Search the listing below for the string "right" and show each line that contains it.

--- start of EXERCISE MATERIAL ---

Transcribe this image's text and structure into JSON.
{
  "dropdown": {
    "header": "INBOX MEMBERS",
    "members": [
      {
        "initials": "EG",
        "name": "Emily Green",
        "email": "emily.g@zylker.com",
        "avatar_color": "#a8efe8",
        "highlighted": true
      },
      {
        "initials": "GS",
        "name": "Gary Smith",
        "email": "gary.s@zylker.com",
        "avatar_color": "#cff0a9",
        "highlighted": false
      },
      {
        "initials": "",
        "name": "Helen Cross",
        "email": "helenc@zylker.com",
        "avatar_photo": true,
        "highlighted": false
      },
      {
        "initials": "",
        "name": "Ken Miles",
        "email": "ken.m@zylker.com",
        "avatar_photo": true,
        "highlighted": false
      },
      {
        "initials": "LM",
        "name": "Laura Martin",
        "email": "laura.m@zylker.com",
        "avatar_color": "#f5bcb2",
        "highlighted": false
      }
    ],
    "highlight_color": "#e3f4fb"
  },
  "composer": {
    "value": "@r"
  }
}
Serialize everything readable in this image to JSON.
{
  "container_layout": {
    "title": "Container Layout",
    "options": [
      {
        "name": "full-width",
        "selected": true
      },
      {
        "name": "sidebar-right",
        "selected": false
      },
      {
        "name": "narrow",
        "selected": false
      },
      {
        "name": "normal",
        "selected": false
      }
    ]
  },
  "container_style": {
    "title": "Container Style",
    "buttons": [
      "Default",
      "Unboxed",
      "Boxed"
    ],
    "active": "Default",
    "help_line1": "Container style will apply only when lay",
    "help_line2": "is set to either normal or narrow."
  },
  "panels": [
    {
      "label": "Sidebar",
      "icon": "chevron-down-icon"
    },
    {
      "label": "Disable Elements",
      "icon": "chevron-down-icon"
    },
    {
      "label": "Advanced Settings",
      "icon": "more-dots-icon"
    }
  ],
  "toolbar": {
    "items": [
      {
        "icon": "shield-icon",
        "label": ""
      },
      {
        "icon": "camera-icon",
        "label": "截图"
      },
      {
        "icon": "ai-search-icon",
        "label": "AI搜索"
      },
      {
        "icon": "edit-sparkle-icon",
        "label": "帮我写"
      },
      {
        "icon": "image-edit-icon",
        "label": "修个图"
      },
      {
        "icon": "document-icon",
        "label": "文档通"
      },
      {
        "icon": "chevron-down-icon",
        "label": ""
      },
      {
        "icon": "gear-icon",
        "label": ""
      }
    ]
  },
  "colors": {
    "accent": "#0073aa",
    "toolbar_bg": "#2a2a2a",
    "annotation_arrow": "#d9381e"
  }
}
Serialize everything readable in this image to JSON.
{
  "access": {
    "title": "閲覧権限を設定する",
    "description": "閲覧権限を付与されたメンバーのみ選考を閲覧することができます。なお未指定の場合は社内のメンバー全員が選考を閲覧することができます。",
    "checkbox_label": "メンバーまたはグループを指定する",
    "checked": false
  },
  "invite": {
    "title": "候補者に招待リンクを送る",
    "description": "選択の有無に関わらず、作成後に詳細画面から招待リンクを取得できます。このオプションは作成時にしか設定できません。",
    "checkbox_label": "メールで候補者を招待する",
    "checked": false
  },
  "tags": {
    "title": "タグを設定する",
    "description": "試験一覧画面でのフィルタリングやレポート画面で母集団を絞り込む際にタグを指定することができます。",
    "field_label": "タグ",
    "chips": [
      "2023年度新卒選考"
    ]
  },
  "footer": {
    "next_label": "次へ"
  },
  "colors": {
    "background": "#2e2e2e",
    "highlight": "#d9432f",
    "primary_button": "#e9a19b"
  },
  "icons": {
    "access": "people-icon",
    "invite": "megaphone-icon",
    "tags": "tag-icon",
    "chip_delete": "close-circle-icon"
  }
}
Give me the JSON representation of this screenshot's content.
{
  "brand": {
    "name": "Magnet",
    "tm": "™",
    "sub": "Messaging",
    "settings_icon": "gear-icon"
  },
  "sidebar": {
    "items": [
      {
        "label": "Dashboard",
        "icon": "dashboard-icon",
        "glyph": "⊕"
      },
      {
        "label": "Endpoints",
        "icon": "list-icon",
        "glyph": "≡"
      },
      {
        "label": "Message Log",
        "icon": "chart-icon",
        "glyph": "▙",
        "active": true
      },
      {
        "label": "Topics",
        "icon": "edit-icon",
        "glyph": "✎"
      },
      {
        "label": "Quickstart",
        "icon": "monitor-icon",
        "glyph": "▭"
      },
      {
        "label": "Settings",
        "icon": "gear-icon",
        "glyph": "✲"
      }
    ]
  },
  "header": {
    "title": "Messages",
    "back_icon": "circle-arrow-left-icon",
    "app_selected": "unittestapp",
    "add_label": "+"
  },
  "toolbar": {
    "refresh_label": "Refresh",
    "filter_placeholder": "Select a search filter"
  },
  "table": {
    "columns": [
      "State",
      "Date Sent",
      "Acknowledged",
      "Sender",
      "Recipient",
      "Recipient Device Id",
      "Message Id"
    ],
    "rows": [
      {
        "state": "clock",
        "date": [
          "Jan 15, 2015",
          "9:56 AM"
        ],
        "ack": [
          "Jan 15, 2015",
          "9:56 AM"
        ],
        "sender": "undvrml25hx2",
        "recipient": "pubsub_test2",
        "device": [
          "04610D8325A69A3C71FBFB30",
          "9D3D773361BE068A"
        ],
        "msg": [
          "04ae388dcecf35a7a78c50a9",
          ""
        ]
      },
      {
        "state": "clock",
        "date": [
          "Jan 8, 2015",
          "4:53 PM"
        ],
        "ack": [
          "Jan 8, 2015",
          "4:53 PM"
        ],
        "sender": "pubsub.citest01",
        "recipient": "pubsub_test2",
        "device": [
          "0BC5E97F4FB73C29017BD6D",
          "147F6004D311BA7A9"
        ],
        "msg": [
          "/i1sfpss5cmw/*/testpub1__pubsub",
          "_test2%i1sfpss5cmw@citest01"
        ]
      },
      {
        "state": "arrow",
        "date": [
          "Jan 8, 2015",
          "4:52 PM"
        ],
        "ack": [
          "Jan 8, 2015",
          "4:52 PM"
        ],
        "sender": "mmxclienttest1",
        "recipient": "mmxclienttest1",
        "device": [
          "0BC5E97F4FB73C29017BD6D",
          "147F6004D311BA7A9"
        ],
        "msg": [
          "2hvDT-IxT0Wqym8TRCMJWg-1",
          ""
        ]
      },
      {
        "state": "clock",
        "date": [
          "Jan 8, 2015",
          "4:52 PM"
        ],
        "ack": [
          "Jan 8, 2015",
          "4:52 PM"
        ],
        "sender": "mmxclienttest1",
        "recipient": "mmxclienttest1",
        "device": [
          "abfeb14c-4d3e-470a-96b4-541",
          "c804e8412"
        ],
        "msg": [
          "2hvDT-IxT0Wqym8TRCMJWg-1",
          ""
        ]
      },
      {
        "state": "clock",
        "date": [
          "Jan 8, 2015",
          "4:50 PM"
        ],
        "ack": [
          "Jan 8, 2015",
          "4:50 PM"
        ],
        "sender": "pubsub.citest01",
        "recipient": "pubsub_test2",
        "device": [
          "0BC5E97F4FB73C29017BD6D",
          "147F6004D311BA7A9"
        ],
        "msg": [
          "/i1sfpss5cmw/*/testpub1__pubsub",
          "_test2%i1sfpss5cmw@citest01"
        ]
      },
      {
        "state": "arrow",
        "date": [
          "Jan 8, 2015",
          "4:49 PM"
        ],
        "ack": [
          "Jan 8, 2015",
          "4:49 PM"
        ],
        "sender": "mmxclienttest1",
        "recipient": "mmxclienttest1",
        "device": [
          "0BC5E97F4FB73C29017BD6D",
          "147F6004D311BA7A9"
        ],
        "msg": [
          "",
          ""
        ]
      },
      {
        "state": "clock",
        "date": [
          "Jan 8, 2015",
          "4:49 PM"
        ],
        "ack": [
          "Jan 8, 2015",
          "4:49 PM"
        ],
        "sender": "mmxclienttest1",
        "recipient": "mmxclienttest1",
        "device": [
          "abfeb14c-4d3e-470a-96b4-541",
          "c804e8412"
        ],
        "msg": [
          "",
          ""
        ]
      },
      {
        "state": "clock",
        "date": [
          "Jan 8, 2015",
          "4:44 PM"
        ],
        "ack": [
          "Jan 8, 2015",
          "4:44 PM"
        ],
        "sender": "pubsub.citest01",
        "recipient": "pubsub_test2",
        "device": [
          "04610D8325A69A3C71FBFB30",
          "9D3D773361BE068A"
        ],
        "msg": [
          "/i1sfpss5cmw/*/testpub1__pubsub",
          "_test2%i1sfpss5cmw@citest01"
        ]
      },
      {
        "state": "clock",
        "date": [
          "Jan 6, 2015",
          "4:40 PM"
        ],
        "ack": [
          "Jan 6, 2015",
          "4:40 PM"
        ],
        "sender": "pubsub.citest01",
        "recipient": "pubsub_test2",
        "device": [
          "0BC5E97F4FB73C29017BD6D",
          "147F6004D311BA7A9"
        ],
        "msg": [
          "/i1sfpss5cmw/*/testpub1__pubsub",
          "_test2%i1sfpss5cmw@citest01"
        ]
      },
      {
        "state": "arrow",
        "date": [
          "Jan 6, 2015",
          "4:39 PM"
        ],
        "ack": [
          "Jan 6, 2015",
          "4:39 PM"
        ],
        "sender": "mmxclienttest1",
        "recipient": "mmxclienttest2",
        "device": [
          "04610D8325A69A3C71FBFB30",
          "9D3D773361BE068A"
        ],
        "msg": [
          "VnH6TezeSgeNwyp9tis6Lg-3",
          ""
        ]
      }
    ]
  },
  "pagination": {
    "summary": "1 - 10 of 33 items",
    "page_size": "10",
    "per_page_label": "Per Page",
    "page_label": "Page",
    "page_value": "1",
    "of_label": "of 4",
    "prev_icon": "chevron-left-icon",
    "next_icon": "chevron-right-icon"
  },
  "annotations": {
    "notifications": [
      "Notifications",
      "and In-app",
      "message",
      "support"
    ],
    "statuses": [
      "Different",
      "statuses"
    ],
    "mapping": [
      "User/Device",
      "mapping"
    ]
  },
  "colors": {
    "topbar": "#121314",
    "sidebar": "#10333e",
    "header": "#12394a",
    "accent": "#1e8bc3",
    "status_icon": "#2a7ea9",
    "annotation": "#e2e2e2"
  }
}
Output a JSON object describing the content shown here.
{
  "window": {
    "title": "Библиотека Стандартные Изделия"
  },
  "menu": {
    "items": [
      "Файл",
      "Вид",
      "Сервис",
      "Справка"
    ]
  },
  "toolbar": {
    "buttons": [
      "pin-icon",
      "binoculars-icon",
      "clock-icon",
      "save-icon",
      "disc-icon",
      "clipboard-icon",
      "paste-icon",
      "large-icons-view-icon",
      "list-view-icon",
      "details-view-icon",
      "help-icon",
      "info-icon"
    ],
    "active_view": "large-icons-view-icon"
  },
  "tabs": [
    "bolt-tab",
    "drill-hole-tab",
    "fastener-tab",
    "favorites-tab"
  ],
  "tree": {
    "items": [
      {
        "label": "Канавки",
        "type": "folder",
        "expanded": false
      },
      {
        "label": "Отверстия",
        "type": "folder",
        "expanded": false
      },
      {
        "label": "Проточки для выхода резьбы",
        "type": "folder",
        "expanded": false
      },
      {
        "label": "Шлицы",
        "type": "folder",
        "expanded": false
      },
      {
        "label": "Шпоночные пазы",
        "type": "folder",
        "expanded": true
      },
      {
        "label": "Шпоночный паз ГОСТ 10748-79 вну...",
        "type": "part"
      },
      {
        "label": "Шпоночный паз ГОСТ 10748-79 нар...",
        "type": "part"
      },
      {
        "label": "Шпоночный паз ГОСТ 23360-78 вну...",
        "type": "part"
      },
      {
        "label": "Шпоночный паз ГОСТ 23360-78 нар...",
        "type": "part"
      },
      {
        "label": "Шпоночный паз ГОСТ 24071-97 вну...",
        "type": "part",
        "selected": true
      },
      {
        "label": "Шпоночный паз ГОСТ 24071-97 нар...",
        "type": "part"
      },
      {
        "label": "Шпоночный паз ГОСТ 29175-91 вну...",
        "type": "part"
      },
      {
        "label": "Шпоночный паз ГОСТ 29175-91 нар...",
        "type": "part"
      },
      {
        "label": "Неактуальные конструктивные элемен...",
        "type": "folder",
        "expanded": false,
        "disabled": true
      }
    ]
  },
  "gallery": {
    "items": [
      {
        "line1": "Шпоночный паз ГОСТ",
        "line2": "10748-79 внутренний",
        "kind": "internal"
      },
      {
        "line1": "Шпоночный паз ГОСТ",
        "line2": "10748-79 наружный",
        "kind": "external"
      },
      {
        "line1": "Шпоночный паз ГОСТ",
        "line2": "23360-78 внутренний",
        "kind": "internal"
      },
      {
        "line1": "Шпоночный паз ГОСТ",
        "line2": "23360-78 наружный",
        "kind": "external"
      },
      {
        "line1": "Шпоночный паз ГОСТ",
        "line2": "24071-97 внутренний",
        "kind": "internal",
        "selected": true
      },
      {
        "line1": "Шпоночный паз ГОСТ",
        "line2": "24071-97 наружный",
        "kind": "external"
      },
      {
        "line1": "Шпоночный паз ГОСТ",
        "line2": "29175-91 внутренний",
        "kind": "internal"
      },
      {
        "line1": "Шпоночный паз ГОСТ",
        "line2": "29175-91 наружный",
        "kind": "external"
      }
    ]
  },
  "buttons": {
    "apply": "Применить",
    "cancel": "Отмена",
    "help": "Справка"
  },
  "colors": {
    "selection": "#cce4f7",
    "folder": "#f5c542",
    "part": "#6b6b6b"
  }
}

--- end of EXERCISE MATERIAL ---

WRITTEN RESPONSE
        "name": "sidebar-right",
    "next_icon": "chevron-right-icon"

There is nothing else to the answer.